## Material supplied
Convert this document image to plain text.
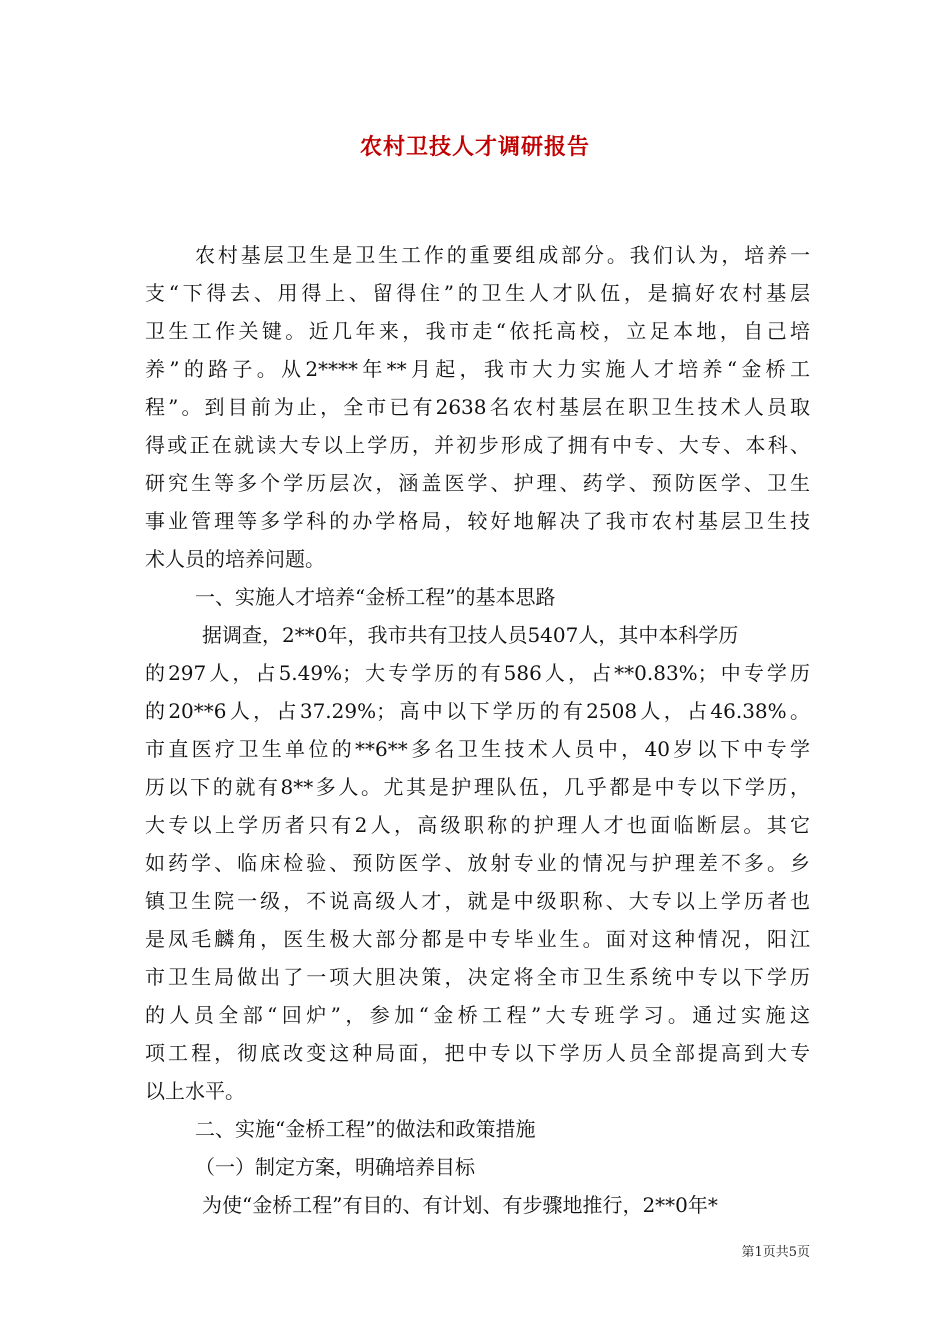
农村卫技人才调研报告
农村基层卫生是卫生工作的重要组成部分。我们认为，培养一
支“下得去、用得上、留得住”的卫生人才队伍，是搞好农村基层
卫生工作关键。近几年来，我市走“依托高校，立足本地，自己培
养”的路子。从2****年**月起，我市大力实施人才培养“金桥工
程”。到目前为止，全市已有2638名农村基层在职卫生技术人员取
得或正在就读大专以上学历，并初步形成了拥有中专、大专、本科、
研究生等多个学历层次，涵盖医学、护理、药学、预防医学、卫生
事业管理等多学科的办学格局，较好地解决了我市农村基层卫生技
术人员的培养问题。
一、实施人才培养“金桥工程”的基本思路
据调查，2**0年，我市共有卫技人员5407人，其中本科学历
的297人，占5.49%；大专学历的有586人，占**0.83%；中专学历
的20**6人，占37.29%；高中以下学历的有2508人，占46.38%。
市直医疗卫生单位的**6**多名卫生技术人员中，40岁以下中专学
历以下的就有8**多人。尤其是护理队伍，几乎都是中专以下学历，
大专以上学历者只有2人，高级职称的护理人才也面临断层。其它
如药学、临床检验、预防医学、放射专业的情况与护理差不多。乡
镇卫生院一级，不说高级人才，就是中级职称、大专以上学历者也
是凤毛麟角，医生极大部分都是中专毕业生。面对这种情况，阳江
市卫生局做出了一项大胆决策，决定将全市卫生系统中专以下学历
的人员全部“回炉”，参加“金桥工程”大专班学习。通过实施这
项工程，彻底改变这种局面，把中专以下学历人员全部提高到大专
以上水平。
二、实施“金桥工程”的做法和政策措施
（一）制定方案，明确培养目标
为使“金桥工程”有目的、有计划、有步骤地推行，2**0年*
第1页共5页
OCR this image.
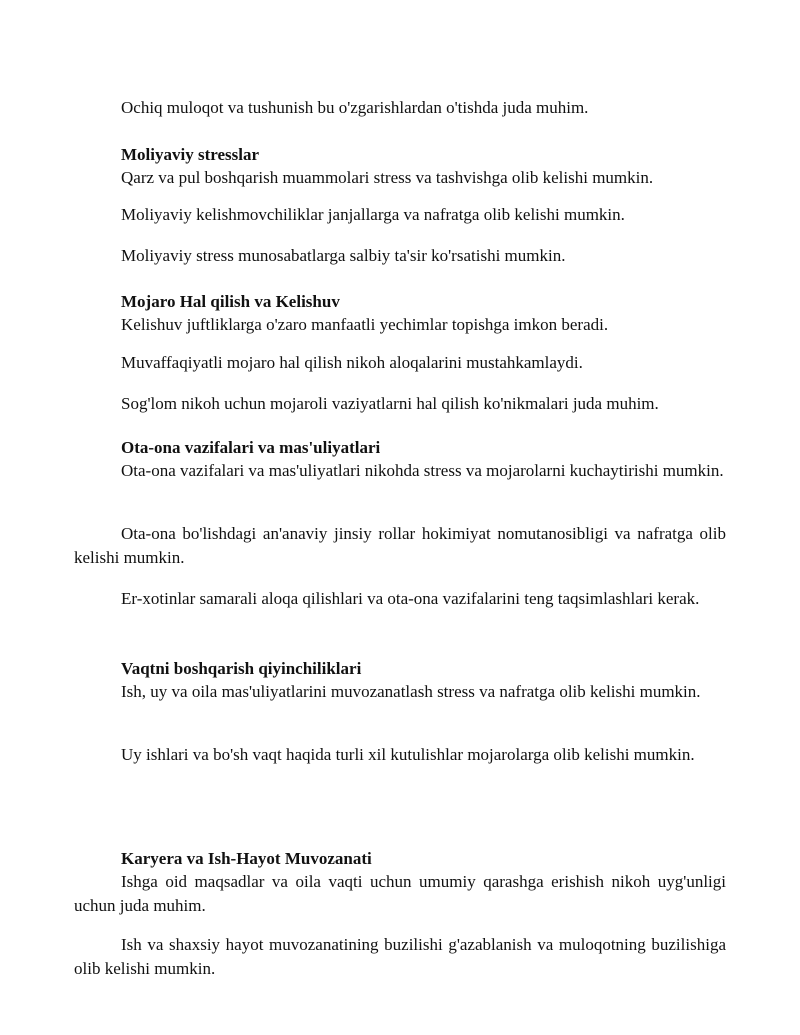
Ochiq muloqot va tushunish bu o'zgarishlardan o'tishda juda muhim.

Moliyaviy stresslar

Qarz va pul boshqarish muammolari stress va tashvishga olib kelishi mumkin.

Moliyaviy kelishmovchiliklar janjallarga va nafratga olib kelishi mumkin.

Moliyaviy stress munosabatlarga salbiy ta'sir ko'rsatishi mumkin.

Mojaro Hal qilish va Kelishuv

Kelishuv juftliklarga o'zaro manfaatli yechimlar topishga imkon beradi.

Muvaffaqiyatli mojaro hal qilish nikoh aloqalarini mustahkamlaydi.

Sog'lom nikoh uchun mojaroli vaziyatlarni hal qilish ko'nikmalari juda muhim.

Ota-ona vazifalari va mas'uliyatlari

Ota-ona vazifalari va mas'uliyatlari nikohda stress va mojarolarni kuchaytirishi mumkin.

Ota-ona bo'lishdagi an'anaviy jinsiy rollar hokimiyat nomutanosibligi va nafratga olib kelishi mumkin.

Er-xotinlar samarali aloqa qilishlari va ota-ona vazifalarini teng taqsimlashlari kerak.

Vaqtni boshqarish qiyinchiliklari

Ish, uy va oila mas'uliyatlarini muvozanatlash stress va nafratga olib kelishi mumkin.

Uy ishlari va bo'sh vaqt haqida turli xil kutulishlar mojarolarga olib kelishi mumkin.

Karyera va Ish-Hayot Muvozanati

Ishga oid maqsadlar va oila vaqti uchun umumiy qarashga erishish nikoh uyg'unligi uchun juda muhim.

Ish va shaxsiy hayot muvozanatining buzilishi g'azablanish va muloqotning buzilishiga olib kelishi mumkin.
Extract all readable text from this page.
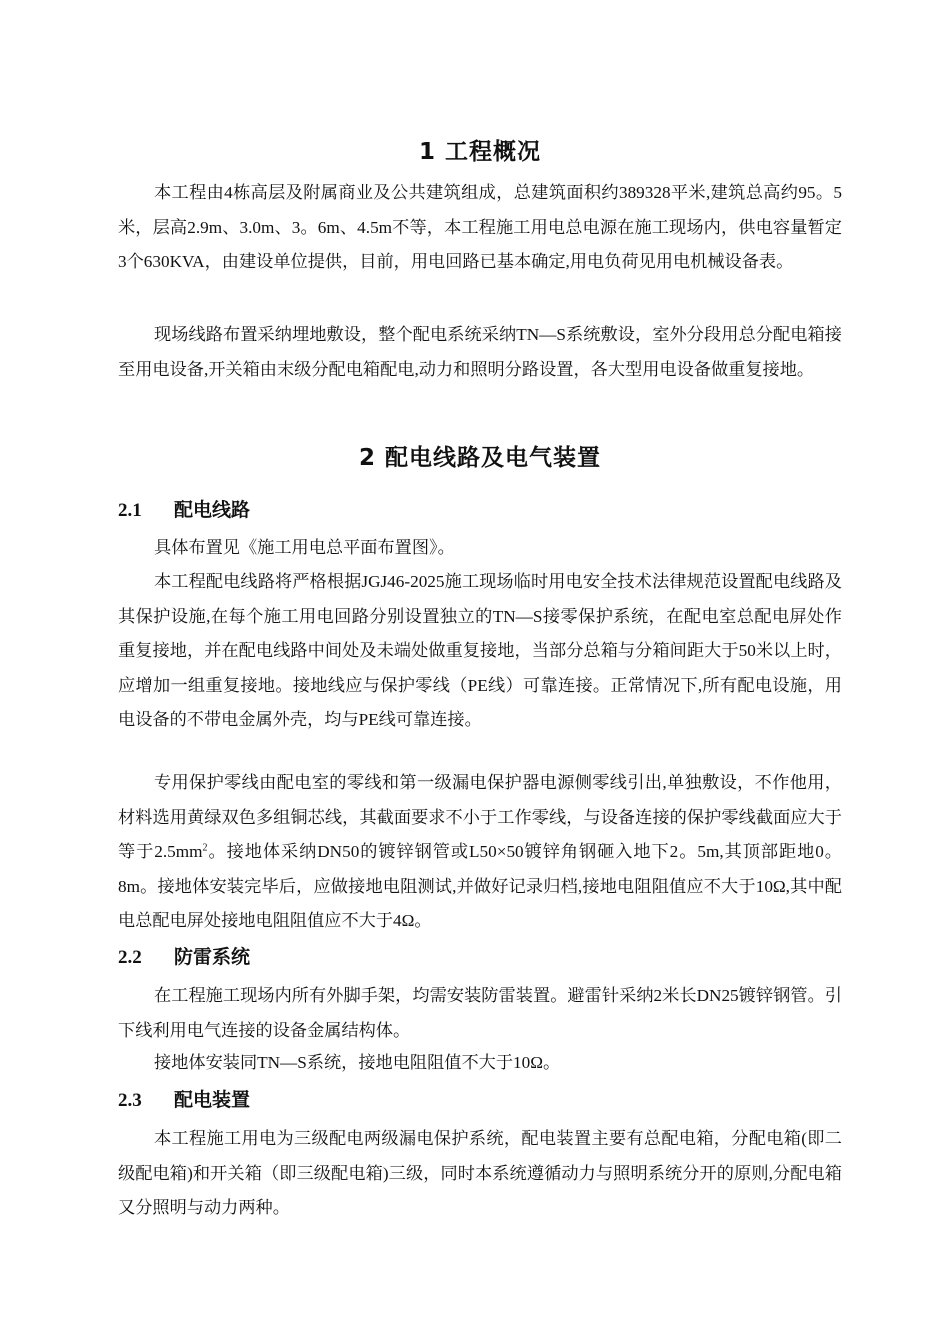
1 工程概况

本工程由4栋高层及附属商业及公共建筑组成，总建筑面积约389328平米,建筑总高约95。5米，层高2.9m、3.0m、3。6m、4.5m不等，本工程施工用电总电源在施工现场内，供电容量暂定3个630KVA，由建设单位提供，目前，用电回路已基本确定,用电负荷见用电机械设备表。

现场线路布置采纳埋地敷设，整个配电系统采纳TN—S系统敷设，室外分段用总分配电箱接至用电设备,开关箱由末级分配电箱配电,动力和照明分路设置，各大型用电设备做重复接地。

2 配电线路及电气装置
2.1 配电线路

具体布置见《施工用电总平面布置图》。

本工程配电线路将严格根据JGJ46-2025施工现场临时用电安全技术法律规范设置配电线路及其保护设施,在每个施工用电回路分别设置独立的TN—S接零保护系统，在配电室总配电屏处作重复接地，并在配电线路中间处及未端处做重复接地，当部分总箱与分箱间距大于50米以上时，应增加一组重复接地。接地线应与保护零线（PE线）可靠连接。正常情况下,所有配电设施，用电设备的不带电金属外壳，均与PE线可靠连接。

专用保护零线由配电室的零线和第一级漏电保护器电源侧零线引出,单独敷设，不作他用，材料选用黄绿双色多组铜芯线，其截面要求不小于工作零线，与设备连接的保护零线截面应大于等于$2.5mm^2$。接地体采纳DN50的镀锌钢管或L50×50镀锌角钢砸入地下2。5m,其顶部距地0。8m。接地体安装完毕后，应做接地电阻测试,并做好记录归档,接地电阻阻值应不大于10Ω,其中配电总配电屏处接地电阻阻值应不大于4Ω。

2.2 防雷系统

在工程施工现场内所有外脚手架，均需安装防雷装置。避雷针采纳2米长DN25镀锌钢管。引下线利用电气连接的设备金属结构体。

接地体安装同TN—S系统，接地电阻阻值不大于10Ω。

2.3 配电装置

本工程施工用电为三级配电两级漏电保护系统，配电装置主要有总配电箱，分配电箱(即二级配电箱)和开关箱（即三级配电箱)三级，同时本系统遵循动力与照明系统分开的原则,分配电箱又分照明与动力两种。
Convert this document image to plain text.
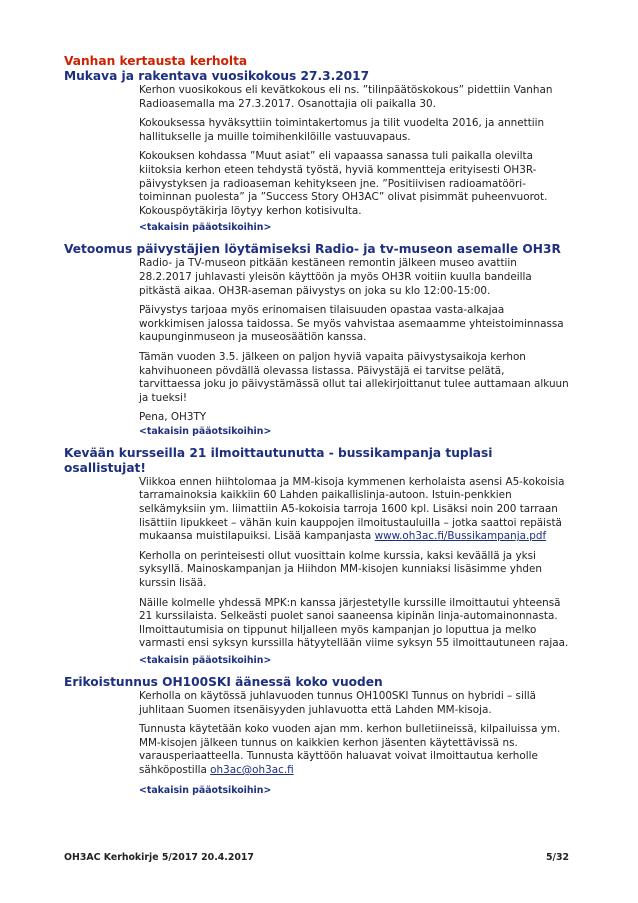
Vanhan kertausta kerholta
Mukava ja rakentava vuosikokous 27.3.2017

Kerhon vuosikokous eli kevätkokous eli ns. ”tilinpäätöskokous” pidettiin Vanhan Radioasemalla ma 27.3.2017. Osanottajia oli paikalla 30.

Kokouksessa hyväksyttiin toimintakertomus ja tilit vuodelta 2016, ja annettiin hallitukselle ja muille toimihenkilöille vastuuvapaus.

Kokouksen kohdassa ”Muut asiat” eli vapaassa sanassa tuli paikalla olevilta kiitoksia kerhon eteen tehdystä työstä, hyviä kommentteja erityisesti OH3R-päivystyksen ja radioaseman kehitykseen jne. ”Positiivisen radioamatööri-toiminnan puolesta” ja ”Success Story OH3AC” olivat pisimmät puheenvuorot. Kokouspöytäkirja löytyy kerhon kotisivulta.

<takaisin pääotsikoihin>

Vetoomus päivystäjien löytämiseksi Radio- ja tv-museon asemalle OH3R

Radio- ja TV-museon pitkään kestäneen remontin jälkeen museo avattiin 28.2.2017 juhlavasti yleisön käyttöön ja myös OH3R voitiin kuulla bandeilla pitkästä aikaa. OH3R-aseman päivystys on joka su klo 12:00-15:00.

Päivystys tarjoaa myös erinomaisen tilaisuuden opastaa vasta-alkajaa workkimisen jalossa taidossa. Se myös vahvistaa asemaamme yhteistoiminnassa kaupunginmuseon ja museosäätiön kanssa.

Tämän vuoden 3.5. jälkeen on paljon hyviä vapaita päivystysaikoja kerhon kahvihuoneen pövdällä olevassa listassa. Päivystäjä ei tarvitse pelätä, tarvittaessa joku jo päivystämässä ollut tai allekirjoittanut tulee auttamaan alkuun ja tueksi!

Pena, OH3TY

<takaisin pääotsikoihin>

Kevään kursseilla 21 ilmoittautunutta - bussikampanja tuplasi osallistujat!

Viikkoa ennen hiihtolomaa ja MM-kisoja kymmenen kerholaista asensi A5-kokoisia tarramainoksia kaikkiin 60 Lahden paikallislinja-autoon. Istuin-penkkien selkämyksiin ym. liimattiin A5-kokoisia tarroja 1600 kpl. Lisäksi noin 200 tarraan lisättiin lipukkeet – vähän kuin kauppojen ilmoitustauluilla – jotka saattoi repäistä mukaansa muistilapuiksi. Lisää kampanjasta www.oh3ac.fi/Bussikampanja.pdf

Kerholla on perinteisesti ollut vuosittain kolme kurssia, kaksi keväällä ja yksi syksyllä. Mainoskampanjan ja Hiihdon MM-kisojen kunniaksi lisäsimme yhden kurssin lisää.

Näille kolmelle yhdessä MPK:n kanssa järjestetylle kurssille ilmoittautui yhteensä 21 kurssilaista. Selkeästi puolet sanoi saaneensa kipinän linja-automainonnasta. Ilmoittautumisia on tippunut hiljalleen myös kampanjan jo loputtua ja melko varmasti ensi syksyn kurssilla hätyytellään viime syksyn 55 ilmoittautuneen rajaa.

<takaisin pääotsikoihin>

Erikoistunnus OH100SKI äänessä koko vuoden

Kerholla on käytössä juhlavuoden tunnus OH100SKI Tunnus on hybridi – sillä juhlitaan Suomen itsenäisyyden juhlavuotta että Lahden MM-kisoja.

Tunnusta käytetään koko vuoden ajan mm. kerhon bulletiineissä, kilpailuissa ym. MM-kisojen jälkeen tunnus on kaikkien kerhon jäsenten käytettävissä ns. varausperiaatteella. Tunnusta käyttöön haluavat voivat ilmoittautua kerholle sähköpostilla oh3ac@oh3ac.fi

<takaisin pääotsikoihin>

OH3AC Kerhokirje 5/2017 20.4.2017	5/32
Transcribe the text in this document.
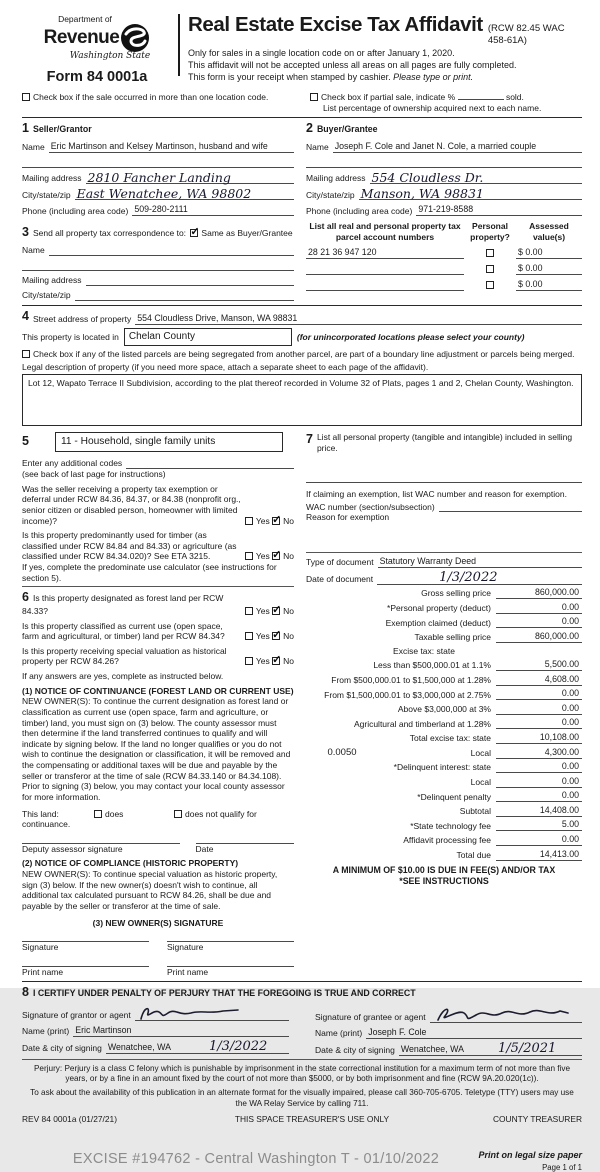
Department of
Revenue
Washington State
Form 84 0001a
Real Estate Excise Tax Affidavit (RCW 82.45 WAC 458-61A)
Only for sales in a single location code on or after January 1, 2020.
This affidavit will not be accepted unless all areas on all pages are fully completed.
This form is your receipt when stamped by cashier. Please type or print.
Check box if the sale occurred in more than one location code.	Check box if partial sale, indicate %	sold.
List percentage of ownership acquired next to each name.
1 Seller/Grantor
Name Eric Martinson and Kelsey Martinson, husband and wife
Mailing address 2810 Fancher Landing
City/state/zip East Wenatchee, WA 98802
Phone (including area code) 509-280-2111
3 Send all property tax correspondence to: ✓ Same as Buyer/Grantee
Name
Mailing address
City/state/zip
2 Buyer/Grantee
Name Joseph F. Cole and Janet N. Cole, a married couple
Mailing address 554 Cloudless Dr.
City/state/zip Manson, WA 98831
Phone (including area code) 971-219-8588
List all real and personal property tax parcel account numbers
Personal property?
Assessed value(s)
28 21 36 947 120	$ 0.00
$ 0.00
$ 0.00
4 Street address of property 554 Cloudless Drive, Manson, WA 98831
This property is located in	Chelan County	(for unincorporated locations please select your county)
Check box if any of the listed parcels are being segregated from another parcel, are part of a boundary line adjustment or parcels being merged.
Legal description of property (if you need more space, attach a separate sheet to each page of the affidavit).
Lot 12, Wapato Terrace II Subdivision, according to the plat thereof recorded in Volume 32 of Plats, pages 1 and 2, Chelan County, Washington.
5	11 - Household, single family units
Enter any additional codes
(see back of last page for instructions)
Was the seller receiving a property tax exemption or deferral under RCW 84.36, 84.37, or 84.38 (nonprofit org., senior citizen or disabled person, homeowner with limited income)?	Yes ✓ No
Is this property predominantly used for timber (as classified under RCW 84.84 and 84.33) or agriculture (as classified under RCW 84.34.020)? See ETA 3215.	Yes ✓ No
If yes, complete the predominate use calculator (see instructions for section 5).
6 Is this property designated as forest land per RCW 84.33?	Yes ✓ No
Is this property classified as current use (open space, farm and agricultural, or timber) land per RCW 84.34?	Yes ✓ No
Is this property receiving special valuation as historical property per RCW 84.26?	Yes ✓ No
If any answers are yes, complete as instructed below.
(1) NOTICE OF CONTINUANCE (FOREST LAND OR CURRENT USE)
NEW OWNER(S): To continue the current designation as forest land or classification as current use (open space, farm and agriculture, or timber) land, you must sign on (3) below. The county assessor must then determine if the land transferred continues to qualify and will indicate by signing below. If the land no longer qualifies or you do not wish to continue the designation or classification, it will be removed and the compensating or additional taxes will be due and payable by the seller or transferor at the time of sale (RCW 84.33.140 or 84.34.108). Prior to signing (3) below, you may contact your local county assessor for more information.
This land:	does	does not qualify for
continuance.
Deputy assessor signature	Date
(2) NOTICE OF COMPLIANCE (HISTORIC PROPERTY)
NEW OWNER(S): To continue special valuation as historic property, sign (3) below. If the new owner(s) doesn't wish to continue, all additional tax calculated pursuant to RCW 84.26, shall be due and payable by the seller or transferor at the time of sale.
(3) NEW OWNER(S) SIGNATURE
Signature	Signature
Print name	Print name
7 List all personal property (tangible and intangible) included in selling price.
If claiming an exemption, list WAC number and reason for exemption.
WAC number (section/subsection)
Reason for exemption
Type of document Statutory Warranty Deed
Date of document	1/3/2022
Gross selling price	860,000.00
*Personal property (deduct)	0.00
Exemption claimed (deduct)	0.00
Taxable selling price	860,000.00
Excise tax: state
Less than $500,000.01 at 1.1%	5,500.00
From $500,000.01 to $1,500,000 at 1.28%	4,608.00
From $1,500,000.01 to $3,000,000 at 2.75%	0.00
Above $3,000,000 at 3%	0.00
Agricultural and timberland at 1.28%	0.00
Total excise tax: state	10,108.00
0.0050	Local	4,300.00
*Delinquent interest: state	0.00
Local	0.00
*Delinquent penalty	0.00
Subtotal	14,408.00
*State technology fee	5.00
Affidavit processing fee	0.00
Total due	14,413.00
A MINIMUM OF $10.00 IS DUE IN FEE(S) AND/OR TAX
*SEE INSTRUCTIONS
8 I CERTIFY UNDER PENALTY OF PERJURY THAT THE FOREGOING IS TRUE AND CORRECT
Signature of grantor or agent
Name (print) Eric Martinson
Date & city of signing Wenatchee, WA	1/3/2022
Signature of grantee or agent
Name (print) Joseph F. Cole
Date & city of signing Wenatchee, WA	1/5/2021
Perjury: Perjury is a class C felony which is punishable by imprisonment in the state correctional institution for a maximum term of not more than five years, or by a fine in an amount fixed by the court of not more than $5000, or by both imprisonment and fine (RCW 9A.20.020(1c)).
To ask about the availability of this publication in an alternate format for the visually impaired, please call 360-705-6705. Teletype (TTY) users may use the WA Relay Service by calling 711.
REV 84 0001a (01/27/21)	THIS SPACE TREASURER'S USE ONLY	COUNTY TREASURER
EXCISE #194762 - Central Washington T - 01/10/2022	Print on legal size paper
Page 1 of 1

## Do this
Tally the lines of the material above that contain the word "nafratga" and report the total alone.

## Worked solution
3